*SET EXERCISE*. Each entry here needs to be set down again exactly, please; pictures are left out.

»»

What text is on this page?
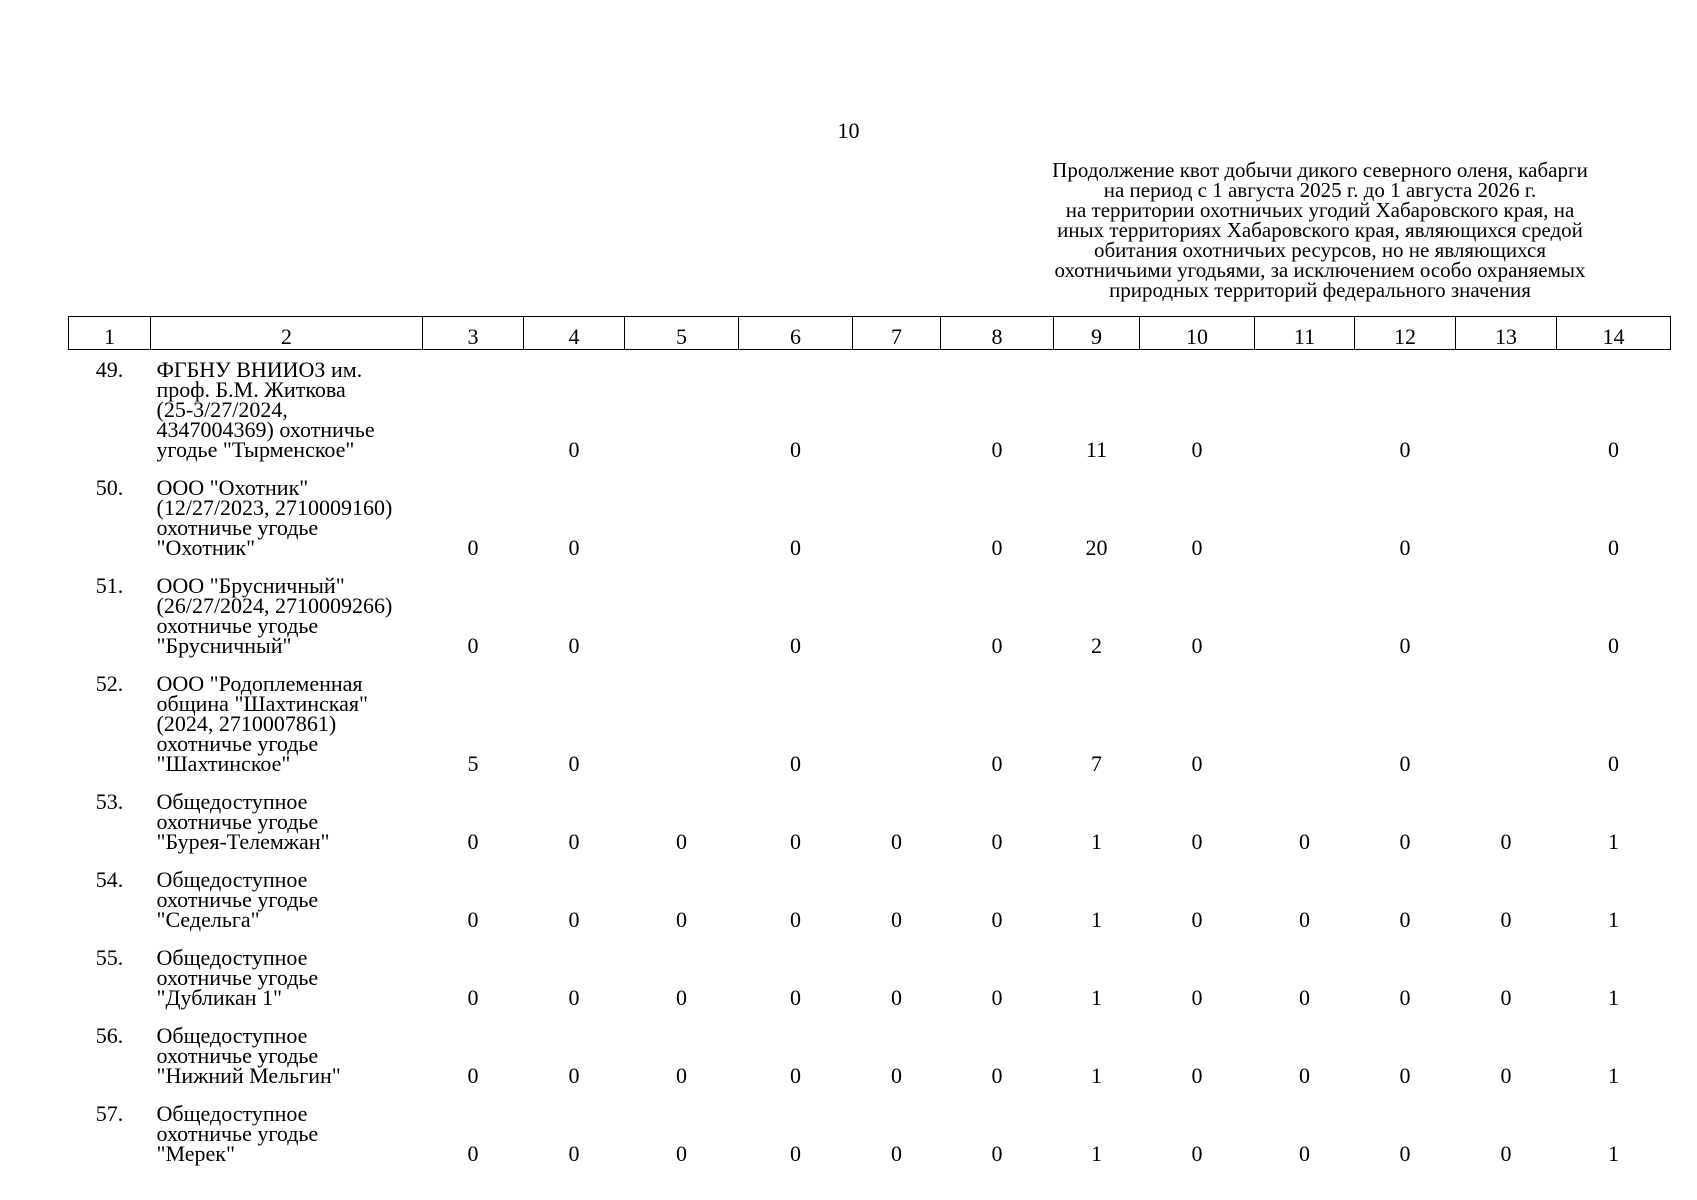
10
Продолжение квот добычи дикого северного оленя, кабарги
на период с 1 августа 2025 г. до 1 августа 2026 г.
на территории охотничьих угодий Хабаровского края, на
иных территориях Хабаровского края, являющихся средой
обитания охотничьих ресурсов, но не являющихся
охотничьими угодьями, за исключением особо охраняемых
природных территорий федерального значения
1	2	3	4	5	6	7	8	9	10	11	12	13	14
49.	ФГБНУ ВНИИОЗ им.
проф. Б.М. Житкова
(25-3/27/2024,
4347004369) охотничье
угодье "Тырменское"		0		0		0	11	0		0		0
50.	ООО "Охотник"
(12/27/2023, 2710009160)
охотничье угодье
"Охотник"	0	0		0		0	20	0		0		0
51.	ООО "Брусничный"
(26/27/2024, 2710009266)
охотничье угодье
"Брусничный"	0	0		0		0	2	0		0		0
52.	ООО "Родоплеменная
община "Шахтинская"
(2024, 2710007861)
охотничье угодье
"Шахтинское"	5	0		0		0	7	0		0		0
53.	Общедоступное
охотничье угодье
"Бурея-Телемжан"	0	0	0	0	0	0	1	0	0	0	0	1
54.	Общедоступное
охотничье угодье
"Седельга"	0	0	0	0	0	0	1	0	0	0	0	1
55.	Общедоступное
охотничье угодье
"Дубликан 1"	0	0	0	0	0	0	1	0	0	0	0	1
56.	Общедоступное
охотничье угодье
"Нижний Мельгин"	0	0	0	0	0	0	1	0	0	0	0	1
57.	Общедоступное
охотничье угодье
"Мерек"	0	0	0	0	0	0	1	0	0	0	0	1
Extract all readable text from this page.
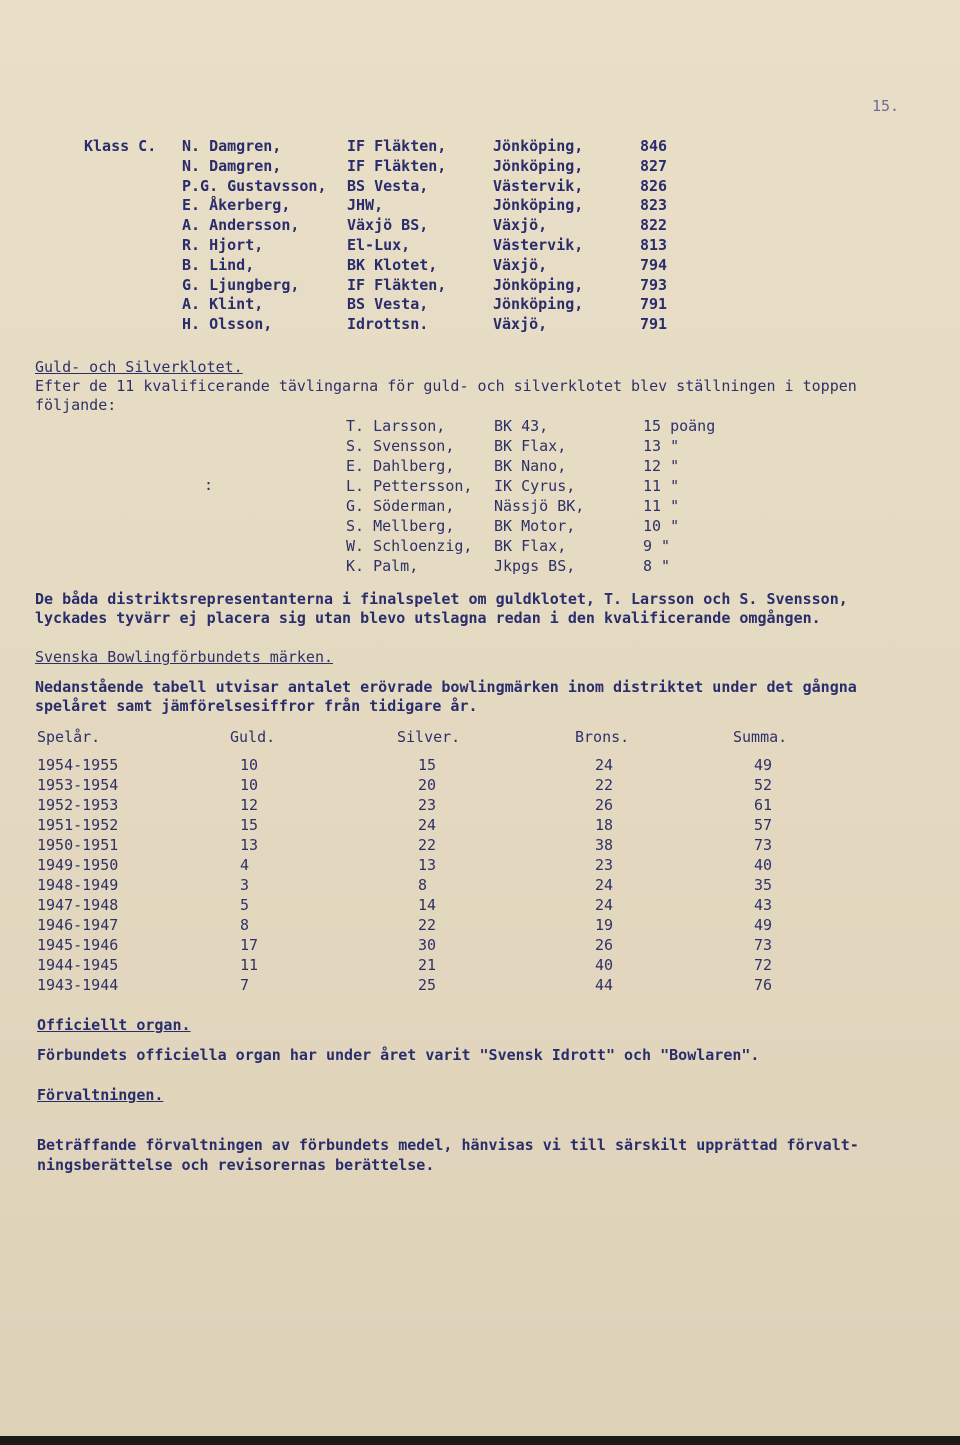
15.
Klass C. N. Damgren,	IF Fläkten,	Jönköping,	846
N. Damgren,	IF Fläkten,	Jönköping,	827
P.G. Gustavsson, BS Vesta,	Västervik,	826
E. Åkerberg,	JHW,	Jönköping,	823
A. Andersson,	Växjö BS,	Växjö,	822
R. Hjort,	El-Lux,	Västervik,	813
B. Lind,	BK Klotet,	Växjö,	794
G. Ljungberg,	IF Fläkten,	Jönköping,	793
A. Klint,	BS Vesta,	Jönköping,	791
H. Olsson,	Idrottsn.	Växjö,	791
Guld- och Silverklotet.
Efter de 11 kvalificerande tävlingarna för guld- och silverklotet blev ställningen i toppen
följande:
:
T. Larsson,	BK 43,	15 poäng
S. Svensson,	BK Flax,	13 "
E. Dahlberg,	BK Nano,	12 "
L. Pettersson, IK Cyrus,	11 "
G. Söderman,	Nässjö BK,	11 "
S. Mellberg,	BK Motor,	10 "
W. Schloenzig, BK Flax,	9 "
K. Palm,	Jkpgs BS,	8 "
De båda distriktsrepresentanterna i finalspelet om guldklotet, T. Larsson och S. Svensson,
lyckades tyvärr ej placera sig utan blevo utslagna redan i den kvalificerande omgången.
Svenska Bowlingförbundets märken.
Nedanstående tabell utvisar antalet erövrade bowlingmärken inom distriktet under det gångna
spelåret samt jämförelsesiffror från tidigare år.
Spelår.	Guld.	Silver.	Brons.	Summa.
1954-1955	10	15	24	49
1953-1954	10	20	22	52
1952-1953	12	23	26	61
1951-1952	15	24	18	57
1950-1951	13	22	38	73
1949-1950	4	13	23	40
1948-1949	3	8	24	35
1947-1948	5	14	24	43
1946-1947	8	22	19	49
1945-1946	17	30	26	73
1944-1945	11	21	40	72
1943-1944	7	25	44	76
Officiellt organ.
Förbundets officiella organ har under året varit "Svensk Idrott" och "Bowlaren".
Förvaltningen.
Beträffande förvaltningen av förbundets medel, hänvisas vi till särskilt upprättad förvalt-
ningsberättelse och revisorernas berättelse.
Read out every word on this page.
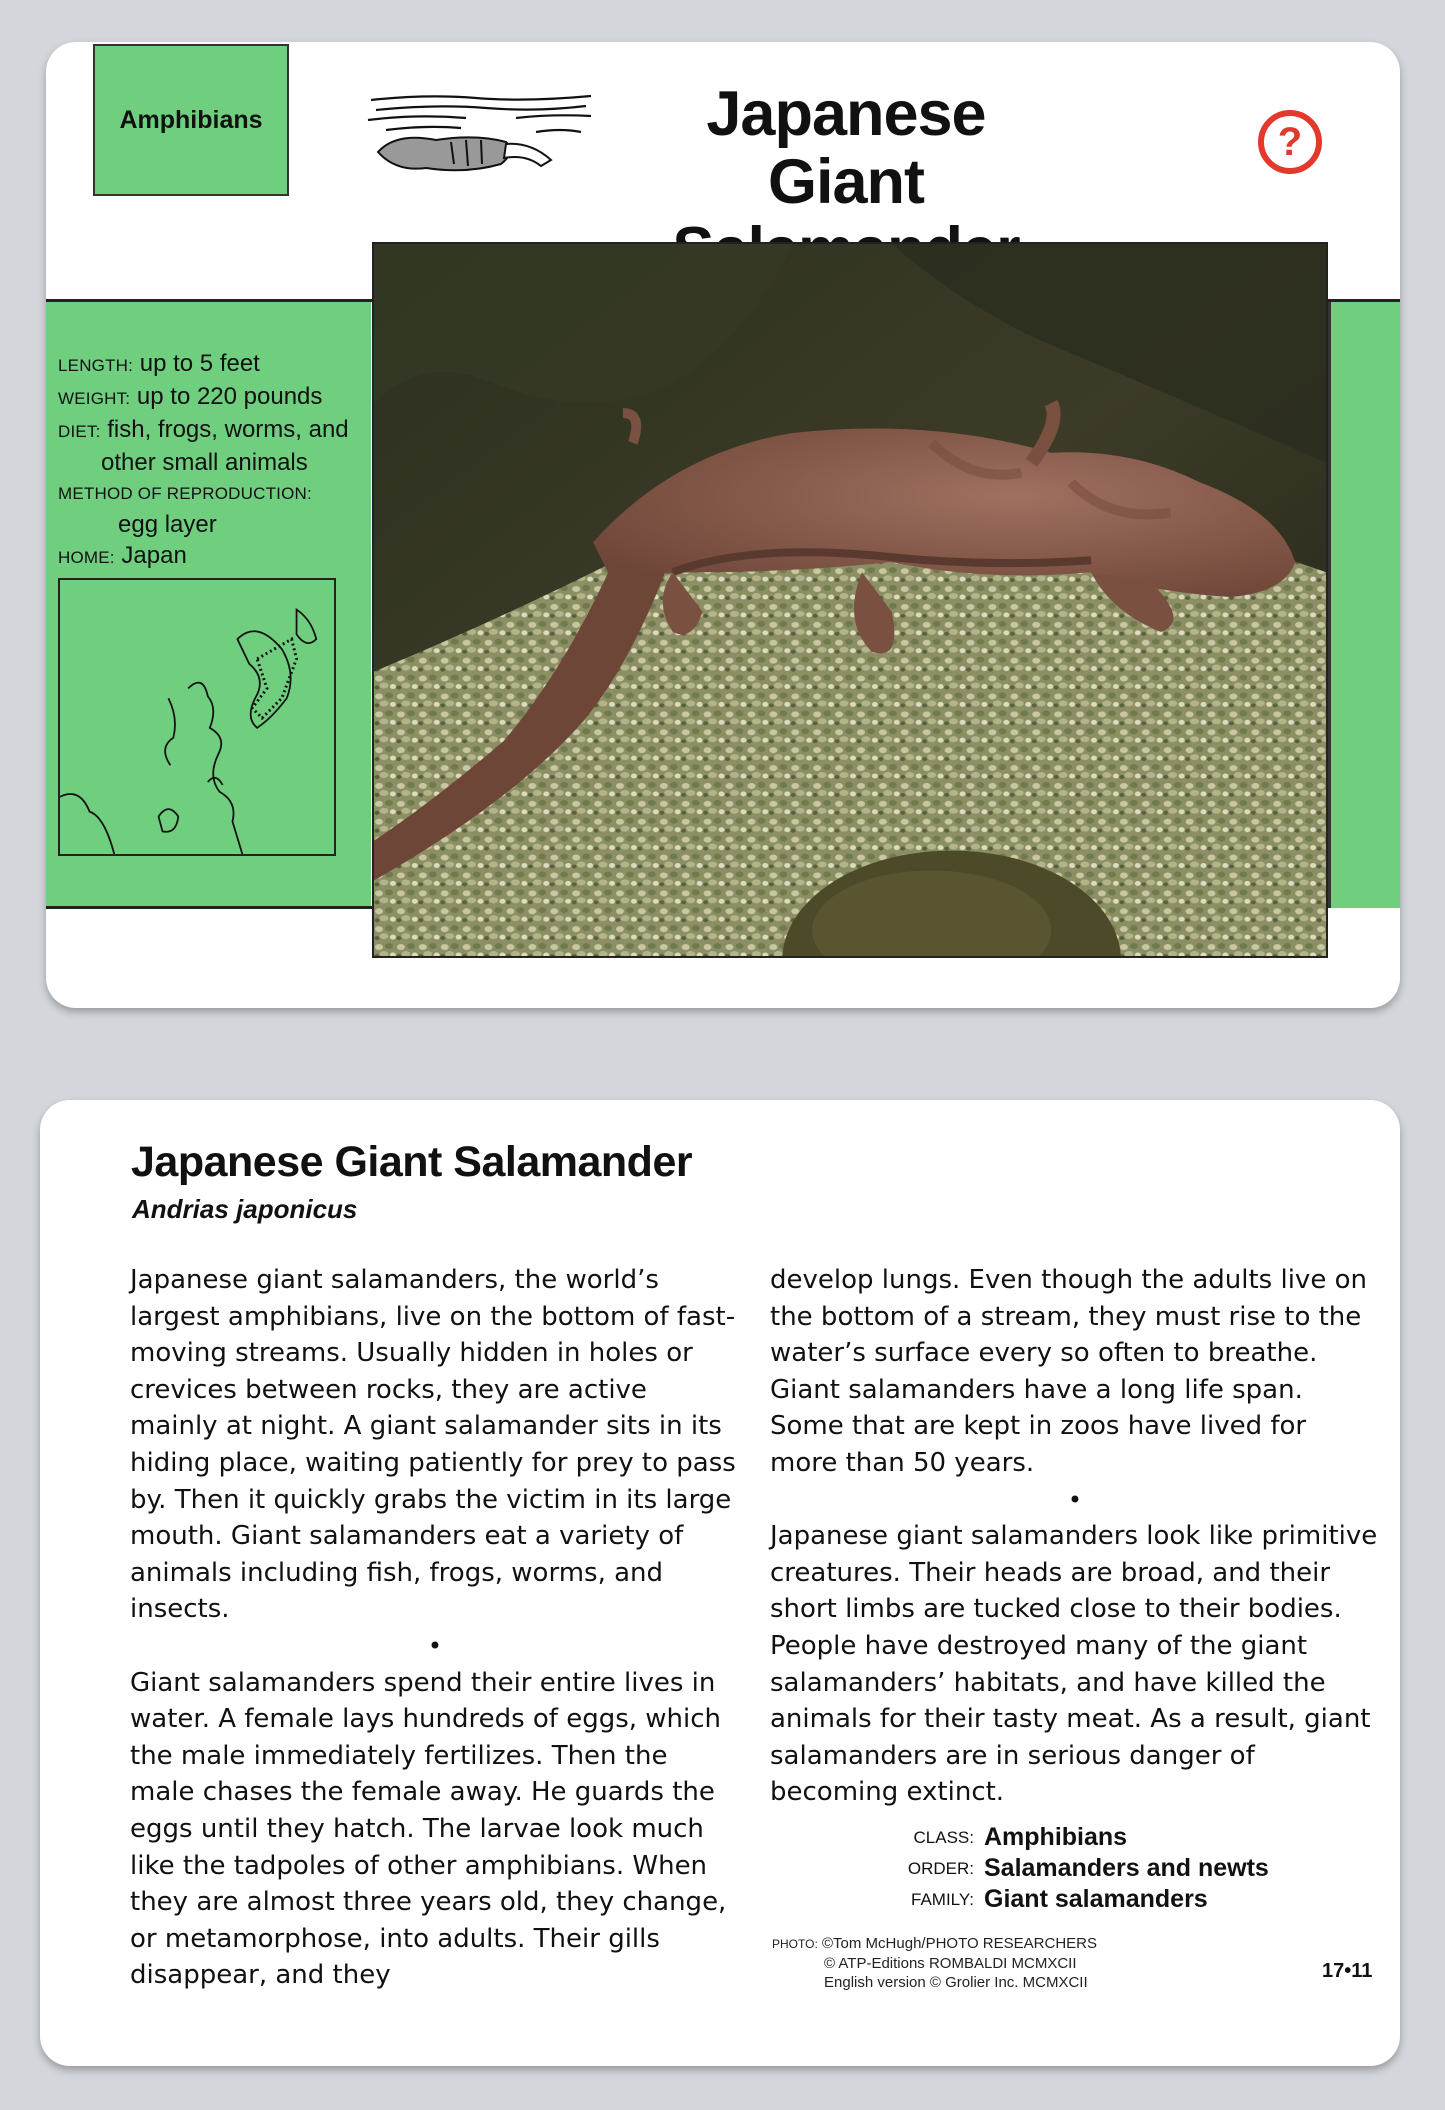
Amphibians	Japanese Giant
?
LENGTH: up to 5 feet
WEIGHT: up to 220 pounds
DIET: fish, frogs, worms, and
other small animals
METHOD OF REPRODUCTION:
egg layer
HOME: Japan
Japanese Giant Salamander
Andrias japonicus

Japanese giant salamanders, the world’s largest amphibians, live on the bottom of fast-moving streams. Usually hidden in holes or crevices between rocks, they are active mainly at night. A giant salamander sits in its hiding place, waiting patiently for prey to pass by. Then it quickly grabs the victim in its large mouth. Giant salamanders eat a variety of animals including fish, frogs, worms, and insects.

•

Giant salamanders spend their entire lives in water. A female lays hundreds of eggs, which the male immediately fertilizes. Then the male chases the female away. He guards the eggs until they hatch. The larvae look much like the tadpoles of other amphibians. When they are almost three years old, they change, or metamorphose, into adults. Their gills disappear, and they

develop lungs. Even though the adults live on the bottom of a stream, they must rise to the water’s surface every so often to breathe. Giant salamanders have a long life span. Some that are kept in zoos have lived for more than 50 years.

•

Japanese giant salamanders look like primitive creatures. Their heads are broad, and their short limbs are tucked close to their bodies. People have destroyed many of the giant salamanders’ habitats, and have killed the animals for their tasty meat. As a result, giant salamanders are in serious danger of becoming extinct.

CLASS: Amphibians
ORDER: Salamanders and newts
FAMILY: Giant salamanders
PHOTO: ©Tom McHugh/PHOTO RESEARCHERS
© ATP-Editions ROMBALDI MCMXCII
English version © Grolier Inc. MCMXCII
17•11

««

*COMPLETED EXERCISE*.
What text is on this page?
10
Продолжение квот добычи дикого северного оленя, кабарги
на период с 1 августа 2025 г. до 1 августа 2026 г.
на территории охотничьих угодий Хабаровского края, на
иных территориях Хабаровского края, являющихся средой
обитания охотничьих ресурсов, но не являющихся
охотничьими угодьями, за исключением особо охраняемых
природных территорий федерального значения
1	2	3	4	5	6	7	8	9	10	11	12	13	14
49.	ФГБНУ ВНИИОЗ им.
проф. Б.М. Житкова
(25-3/27/2024,
4347004369) охотничье
угодье "Тырменское"		0		0		0	11	0		0		0
50.	ООО "Охотник"
(12/27/2023, 2710009160)
охотничье угодье
"Охотник"	0	0		0		0	20	0		0		0
51.	ООО "Брусничный"
(26/27/2024, 2710009266)
охотничье угодье
"Брусничный"	0	0		0		0	2	0		0		0
52.	ООО "Родоплеменная
община "Шахтинская"
(2024, 2710007861)
охотничье угодье
"Шахтинское"	5	0		0		0	7	0		0		0
53.	Общедоступное
охотничье угодье
"Бурея-Телемжан"	0	0	0	0	0	0	1	0	0	0	0	1
54.	Общедоступное
охотничье угодье
"Седельга"	0	0	0	0	0	0	1	0	0	0	0	1
55.	Общедоступное
охотничье угодье
"Дубликан 1"	0	0	0	0	0	0	1	0	0	0	0	1
56.	Общедоступное
охотничье угодье
"Нижний Мельгин"	0	0	0	0	0	0	1	0	0	0	0	1
57.	Общедоступное
охотничье угодье
"Мерек"	0	0	0	0	0	0	1	0	0	0	0	1
Extract all readable text from this page.
15.
Klass C. N. Damgren,	IF Fläkten,	Jönköping,	846
N. Damgren,	IF Fläkten,	Jönköping,	827
P.G. Gustavsson, BS Vesta,	Västervik,	826
E. Åkerberg,	JHW,	Jönköping,	823
A. Andersson,	Växjö BS,	Växjö,	822
R. Hjort,	El-Lux,	Västervik,	813
B. Lind,	BK Klotet,	Växjö,	794
G. Ljungberg,	IF Fläkten,	Jönköping,	793
A. Klint,	BS Vesta,	Jönköping,	791
H. Olsson,	Idrottsn.	Växjö,	791
Guld- och Silverklotet.
Efter de 11 kvalificerande tävlingarna för guld- och silverklotet blev ställningen i toppen
följande:
:
T. Larsson,	BK 43,	15 poäng
S. Svensson,	BK Flax,	13 "
E. Dahlberg,	BK Nano,	12 "
L. Pettersson, IK Cyrus,	11 "
G. Söderman,	Nässjö BK,	11 "
S. Mellberg,	BK Motor,	10 "
W. Schloenzig, BK Flax,	9 "
K. Palm,	Jkpgs BS,	8 "
De båda distriktsrepresentanterna i finalspelet om guldklotet, T. Larsson och S. Svensson,
lyckades tyvärr ej placera sig utan blevo utslagna redan i den kvalificerande omgången.
Svenska Bowlingförbundets märken.
Nedanstående tabell utvisar antalet erövrade bowlingmärken inom distriktet under det gångna
spelåret samt jämförelsesiffror från tidigare år.
Spelår.	Guld.	Silver.	Brons.	Summa.
1954-1955	10	15	24	49
1953-1954	10	20	22	52
1952-1953	12	23	26	61
1951-1952	15	24	18	57
1950-1951	13	22	38	73
1949-1950	4	13	23	40
1948-1949	3	8	24	35
1947-1948	5	14	24	43
1946-1947	8	22	19	49
1945-1946	17	30	26	73
1944-1945	11	21	40	72
1943-1944	7	25	44	76
Officiellt organ.
Förbundets officiella organ har under året varit "Svensk Idrott" och "Bowlaren".
Förvaltningen.
Beträffande förvaltningen av förbundets medel, hänvisas vi till särskilt upprättad förvalt-
ningsberättelse och revisorernas berättelse.
Read out every word on this page.
Amphibians	Japanese Giant
?
LENGTH: up to 5 feet
WEIGHT: up to 220 pounds
DIET: fish, frogs, worms, and
other small animals
METHOD OF REPRODUCTION:
egg layer
HOME: Japan
Japanese Giant Salamander
Andrias japonicus

Japanese giant salamanders, the world’s largest amphibians, live on the bottom of fast-moving streams. Usually hidden in holes or crevices between rocks, they are active mainly at night. A giant salamander sits in its hiding place, waiting patiently for prey to pass by. Then it quickly grabs the victim in its large mouth. Giant salamanders eat a variety of animals including fish, frogs, worms, and insects.

•

Giant salamanders spend their entire lives in water. A female lays hundreds of eggs, which the male immediately fertilizes. Then the male chases the female away. He guards the eggs until they hatch. The larvae look much like the tadpoles of other amphibians. When they are almost three years old, they change, or metamorphose, into adults. Their gills disappear, and they

develop lungs. Even though the adults live on the bottom of a stream, they must rise to the water’s surface every so often to breathe. Giant salamanders have a long life span. Some that are kept in zoos have lived for more than 50 years.

•

Japanese giant salamanders look like primitive creatures. Their heads are broad, and their short limbs are tucked close to their bodies. People have destroyed many of the giant salamanders’ habitats, and have killed the animals for their tasty meat. As a result, giant salamanders are in serious danger of becoming extinct.

CLASS: Amphibians
ORDER: Salamanders and newts
FAMILY: Giant salamanders
PHOTO: ©Tom McHugh/PHOTO RESEARCHERS
© ATP-Editions ROMBALDI MCMXCII
English version © Grolier Inc. MCMXCII
17•11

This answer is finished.